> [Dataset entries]
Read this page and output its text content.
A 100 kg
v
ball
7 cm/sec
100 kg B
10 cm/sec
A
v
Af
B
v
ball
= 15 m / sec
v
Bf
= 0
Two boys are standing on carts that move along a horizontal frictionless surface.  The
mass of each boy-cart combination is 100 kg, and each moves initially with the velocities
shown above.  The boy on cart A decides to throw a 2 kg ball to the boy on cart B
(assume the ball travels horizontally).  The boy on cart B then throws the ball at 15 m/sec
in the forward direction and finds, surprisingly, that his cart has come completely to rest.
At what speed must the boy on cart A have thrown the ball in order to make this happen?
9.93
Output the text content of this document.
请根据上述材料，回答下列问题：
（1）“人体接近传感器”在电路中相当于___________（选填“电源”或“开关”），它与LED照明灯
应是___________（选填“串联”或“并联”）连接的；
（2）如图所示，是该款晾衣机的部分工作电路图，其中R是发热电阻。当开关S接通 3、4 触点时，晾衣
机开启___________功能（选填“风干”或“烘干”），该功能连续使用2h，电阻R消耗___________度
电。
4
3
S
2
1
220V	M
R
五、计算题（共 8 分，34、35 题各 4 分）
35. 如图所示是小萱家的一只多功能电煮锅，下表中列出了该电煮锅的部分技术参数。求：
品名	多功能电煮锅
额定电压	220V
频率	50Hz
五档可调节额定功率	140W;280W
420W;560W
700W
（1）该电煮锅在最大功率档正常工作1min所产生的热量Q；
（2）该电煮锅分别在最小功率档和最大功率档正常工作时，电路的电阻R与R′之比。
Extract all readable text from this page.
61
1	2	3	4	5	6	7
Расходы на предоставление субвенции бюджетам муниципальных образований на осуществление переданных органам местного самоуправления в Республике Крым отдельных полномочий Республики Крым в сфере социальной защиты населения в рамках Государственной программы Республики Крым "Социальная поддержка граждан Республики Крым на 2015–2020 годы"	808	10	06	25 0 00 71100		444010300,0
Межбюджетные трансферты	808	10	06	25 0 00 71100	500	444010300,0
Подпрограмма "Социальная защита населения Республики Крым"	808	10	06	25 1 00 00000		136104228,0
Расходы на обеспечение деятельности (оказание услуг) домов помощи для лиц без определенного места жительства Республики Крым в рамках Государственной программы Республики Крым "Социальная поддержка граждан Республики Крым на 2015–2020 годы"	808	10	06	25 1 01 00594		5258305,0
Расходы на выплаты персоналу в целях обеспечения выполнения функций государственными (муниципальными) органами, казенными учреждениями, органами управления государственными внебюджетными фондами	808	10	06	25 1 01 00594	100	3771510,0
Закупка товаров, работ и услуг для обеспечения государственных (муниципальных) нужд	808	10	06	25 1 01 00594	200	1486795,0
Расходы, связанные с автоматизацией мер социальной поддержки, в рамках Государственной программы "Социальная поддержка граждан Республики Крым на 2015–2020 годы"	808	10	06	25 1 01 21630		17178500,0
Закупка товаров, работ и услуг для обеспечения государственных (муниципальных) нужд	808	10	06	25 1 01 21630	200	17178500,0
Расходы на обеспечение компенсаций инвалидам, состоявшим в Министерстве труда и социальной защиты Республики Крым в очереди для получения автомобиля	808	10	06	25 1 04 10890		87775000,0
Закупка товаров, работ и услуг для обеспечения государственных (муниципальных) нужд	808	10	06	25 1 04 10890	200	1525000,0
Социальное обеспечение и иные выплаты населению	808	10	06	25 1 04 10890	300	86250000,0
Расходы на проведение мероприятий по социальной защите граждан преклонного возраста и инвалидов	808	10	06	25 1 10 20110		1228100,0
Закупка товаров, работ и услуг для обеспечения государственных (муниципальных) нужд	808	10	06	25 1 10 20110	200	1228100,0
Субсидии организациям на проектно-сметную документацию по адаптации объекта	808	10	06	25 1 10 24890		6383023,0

> [TASK INSTRUCTIONS]
In this exercise, repeat all entries exactly.

> [OUTPUT OF THE EXERCISE]
Read this page and output its text content.
A 100 kg
v
ball
7 cm/sec
100 kg B
10 cm/sec
A
v
Af
B
v
ball
= 15 m / sec
v
Bf
= 0
Two boys are standing on carts that move along a horizontal frictionless surface.  The
mass of each boy-cart combination is 100 kg, and each moves initially with the velocities
shown above.  The boy on cart A decides to throw a 2 kg ball to the boy on cart B
(assume the ball travels horizontally).  The boy on cart B then throws the ball at 15 m/sec
in the forward direction and finds, surprisingly, that his cart has come completely to rest.
At what speed must the boy on cart A have thrown the ball in order to make this happen?
9.93
Output the text content of this document.
请根据上述材料，回答下列问题：
（1）“人体接近传感器”在电路中相当于___________（选填“电源”或“开关”），它与LED照明灯
应是___________（选填“串联”或“并联”）连接的；
（2）如图所示，是该款晾衣机的部分工作电路图，其中R是发热电阻。当开关S接通 3、4 触点时，晾衣
机开启___________功能（选填“风干”或“烘干”），该功能连续使用2h，电阻R消耗___________度
电。
4
3
S
2
1
220V	M
R
五、计算题（共 8 分，34、35 题各 4 分）
35. 如图所示是小萱家的一只多功能电煮锅，下表中列出了该电煮锅的部分技术参数。求：
品名	多功能电煮锅
额定电压	220V
频率	50Hz
五档可调节额定功率	140W;280W
420W;560W
700W
（1）该电煮锅在最大功率档正常工作1min所产生的热量Q；
（2）该电煮锅分别在最小功率档和最大功率档正常工作时，电路的电阻R与R′之比。
Extract all readable text from this page.
61
1	2	3	4	5	6	7
Расходы на предоставление субвенции бюджетам муниципальных образований на осуществление переданных органам местного самоуправления в Республике Крым отдельных полномочий Республики Крым в сфере социальной защиты населения в рамках Государственной программы Республики Крым "Социальная поддержка граждан Республики Крым на 2015–2020 годы"	808	10	06	25 0 00 71100		444010300,0
Межбюджетные трансферты	808	10	06	25 0 00 71100	500	444010300,0
Подпрограмма "Социальная защита населения Республики Крым"	808	10	06	25 1 00 00000		136104228,0
Расходы на обеспечение деятельности (оказание услуг) домов помощи для лиц без определенного места жительства Республики Крым в рамках Государственной программы Республики Крым "Социальная поддержка граждан Республики Крым на 2015–2020 годы"	808	10	06	25 1 01 00594		5258305,0
Расходы на выплаты персоналу в целях обеспечения выполнения функций государственными (муниципальными) органами, казенными учреждениями, органами управления государственными внебюджетными фондами	808	10	06	25 1 01 00594	100	3771510,0
Закупка товаров, работ и услуг для обеспечения государственных (муниципальных) нужд	808	10	06	25 1 01 00594	200	1486795,0
Расходы, связанные с автоматизацией мер социальной поддержки, в рамках Государственной программы "Социальная поддержка граждан Республики Крым на 2015–2020 годы"	808	10	06	25 1 01 21630		17178500,0
Закупка товаров, работ и услуг для обеспечения государственных (муниципальных) нужд	808	10	06	25 1 01 21630	200	17178500,0
Расходы на обеспечение компенсаций инвалидам, состоявшим в Министерстве труда и социальной защиты Республики Крым в очереди для получения автомобиля	808	10	06	25 1 04 10890		87775000,0
Закупка товаров, работ и услуг для обеспечения государственных (муниципальных) нужд	808	10	06	25 1 04 10890	200	1525000,0
Социальное обеспечение и иные выплаты населению	808	10	06	25 1 04 10890	300	86250000,0
Расходы на проведение мероприятий по социальной защите граждан преклонного возраста и инвалидов	808	10	06	25 1 10 20110		1228100,0
Закупка товаров, работ и услуг для обеспечения государственных (муниципальных) нужд	808	10	06	25 1 10 20110	200	1228100,0
Субсидии организациям на проектно-сметную документацию по адаптации объекта	808	10	06	25 1 10 24890		6383023,0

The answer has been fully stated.